** STATED EXERCISE **
All entries must be repeated exactly; do not include the pictures.
+ + + +
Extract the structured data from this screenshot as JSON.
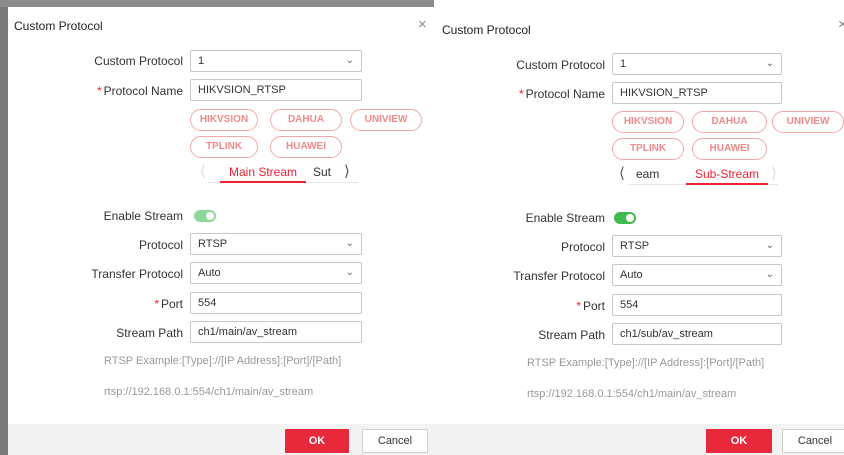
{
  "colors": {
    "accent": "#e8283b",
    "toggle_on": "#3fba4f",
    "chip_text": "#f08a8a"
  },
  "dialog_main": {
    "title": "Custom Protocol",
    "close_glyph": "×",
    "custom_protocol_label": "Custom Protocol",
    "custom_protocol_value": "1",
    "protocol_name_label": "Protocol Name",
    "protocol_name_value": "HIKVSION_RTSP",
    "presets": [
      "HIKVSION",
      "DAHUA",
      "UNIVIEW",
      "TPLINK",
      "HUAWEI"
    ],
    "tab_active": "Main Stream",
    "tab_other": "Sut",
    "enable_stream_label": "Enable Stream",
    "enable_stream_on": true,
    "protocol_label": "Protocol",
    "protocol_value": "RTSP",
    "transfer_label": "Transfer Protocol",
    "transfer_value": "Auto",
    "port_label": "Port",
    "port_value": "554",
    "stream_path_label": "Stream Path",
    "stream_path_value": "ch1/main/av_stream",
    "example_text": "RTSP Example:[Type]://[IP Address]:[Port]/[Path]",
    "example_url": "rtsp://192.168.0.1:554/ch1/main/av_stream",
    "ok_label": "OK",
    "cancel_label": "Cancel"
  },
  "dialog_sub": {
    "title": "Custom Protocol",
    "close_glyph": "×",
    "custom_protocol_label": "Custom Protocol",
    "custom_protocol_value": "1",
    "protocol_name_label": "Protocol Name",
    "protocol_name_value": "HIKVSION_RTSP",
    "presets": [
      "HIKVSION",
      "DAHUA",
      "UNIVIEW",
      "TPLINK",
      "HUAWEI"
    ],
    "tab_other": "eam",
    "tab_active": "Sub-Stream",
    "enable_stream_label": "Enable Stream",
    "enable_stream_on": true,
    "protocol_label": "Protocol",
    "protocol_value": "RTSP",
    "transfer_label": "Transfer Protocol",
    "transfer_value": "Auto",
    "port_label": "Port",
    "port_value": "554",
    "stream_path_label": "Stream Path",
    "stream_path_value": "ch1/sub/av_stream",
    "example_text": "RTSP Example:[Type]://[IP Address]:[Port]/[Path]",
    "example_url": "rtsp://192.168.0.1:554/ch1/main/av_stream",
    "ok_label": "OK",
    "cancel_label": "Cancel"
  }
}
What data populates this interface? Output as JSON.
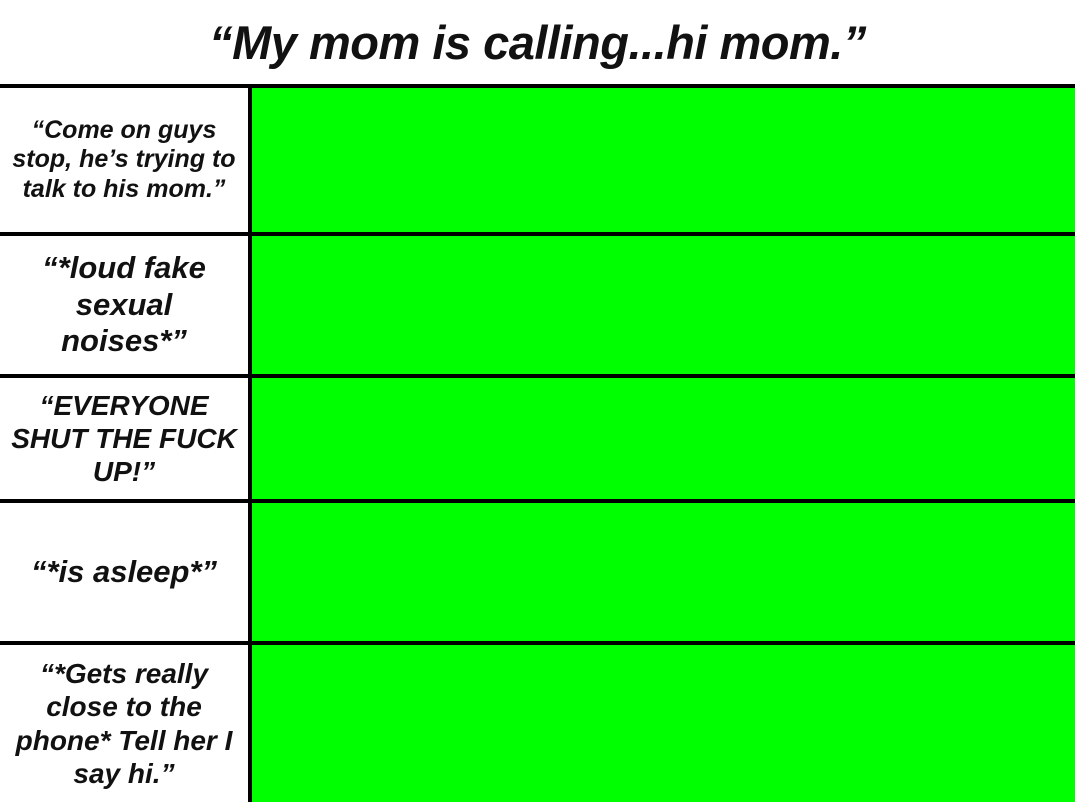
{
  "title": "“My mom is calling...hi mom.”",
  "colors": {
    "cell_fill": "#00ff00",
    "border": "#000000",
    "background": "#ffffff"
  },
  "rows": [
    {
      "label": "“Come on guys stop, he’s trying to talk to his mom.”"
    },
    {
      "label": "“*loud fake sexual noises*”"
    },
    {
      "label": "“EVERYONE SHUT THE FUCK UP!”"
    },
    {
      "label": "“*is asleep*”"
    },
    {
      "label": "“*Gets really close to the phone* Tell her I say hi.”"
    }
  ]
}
+ + + +
** WRITTEN REPLY **
Extract the structured data from this screenshot as JSON.
{
  "colors": {
    "accent": "#e8283b",
    "toggle_on": "#3fba4f",
    "chip_text": "#f08a8a"
  },
  "dialog_main": {
    "title": "Custom Protocol",
    "close_glyph": "×",
    "custom_protocol_label": "Custom Protocol",
    "custom_protocol_value": "1",
    "protocol_name_label": "Protocol Name",
    "protocol_name_value": "HIKVSION_RTSP",
    "presets": [
      "HIKVSION",
      "DAHUA",
      "UNIVIEW",
      "TPLINK",
      "HUAWEI"
    ],
    "tab_active": "Main Stream",
    "tab_other": "Sut",
    "enable_stream_label": "Enable Stream",
    "enable_stream_on": true,
    "protocol_label": "Protocol",
    "protocol_value": "RTSP",
    "transfer_label": "Transfer Protocol",
    "transfer_value": "Auto",
    "port_label": "Port",
    "port_value": "554",
    "stream_path_label": "Stream Path",
    "stream_path_value": "ch1/main/av_stream",
    "example_text": "RTSP Example:[Type]://[IP Address]:[Port]/[Path]",
    "example_url": "rtsp://192.168.0.1:554/ch1/main/av_stream",
    "ok_label": "OK",
    "cancel_label": "Cancel"
  },
  "dialog_sub": {
    "title": "Custom Protocol",
    "close_glyph": "×",
    "custom_protocol_label": "Custom Protocol",
    "custom_protocol_value": "1",
    "protocol_name_label": "Protocol Name",
    "protocol_name_value": "HIKVSION_RTSP",
    "presets": [
      "HIKVSION",
      "DAHUA",
      "UNIVIEW",
      "TPLINK",
      "HUAWEI"
    ],
    "tab_other": "eam",
    "tab_active": "Sub-Stream",
    "enable_stream_label": "Enable Stream",
    "enable_stream_on": true,
    "protocol_label": "Protocol",
    "protocol_value": "RTSP",
    "transfer_label": "Transfer Protocol",
    "transfer_value": "Auto",
    "port_label": "Port",
    "port_value": "554",
    "stream_path_label": "Stream Path",
    "stream_path_value": "ch1/sub/av_stream",
    "example_text": "RTSP Example:[Type]://[IP Address]:[Port]/[Path]",
    "example_url": "rtsp://192.168.0.1:554/ch1/main/av_stream",
    "ok_label": "OK",
    "cancel_label": "Cancel"
  }
}
What data populates this interface? Output as JSON.
{
  "title": "“My mom is calling...hi mom.”",
  "colors": {
    "cell_fill": "#00ff00",
    "border": "#000000",
    "background": "#ffffff"
  },
  "rows": [
    {
      "label": "“Come on guys stop, he’s trying to talk to his mom.”"
    },
    {
      "label": "“*loud fake sexual noises*”"
    },
    {
      "label": "“EVERYONE SHUT THE FUCK UP!”"
    },
    {
      "label": "“*is asleep*”"
    },
    {
      "label": "“*Gets really close to the phone* Tell her I say hi.”"
    }
  ]
}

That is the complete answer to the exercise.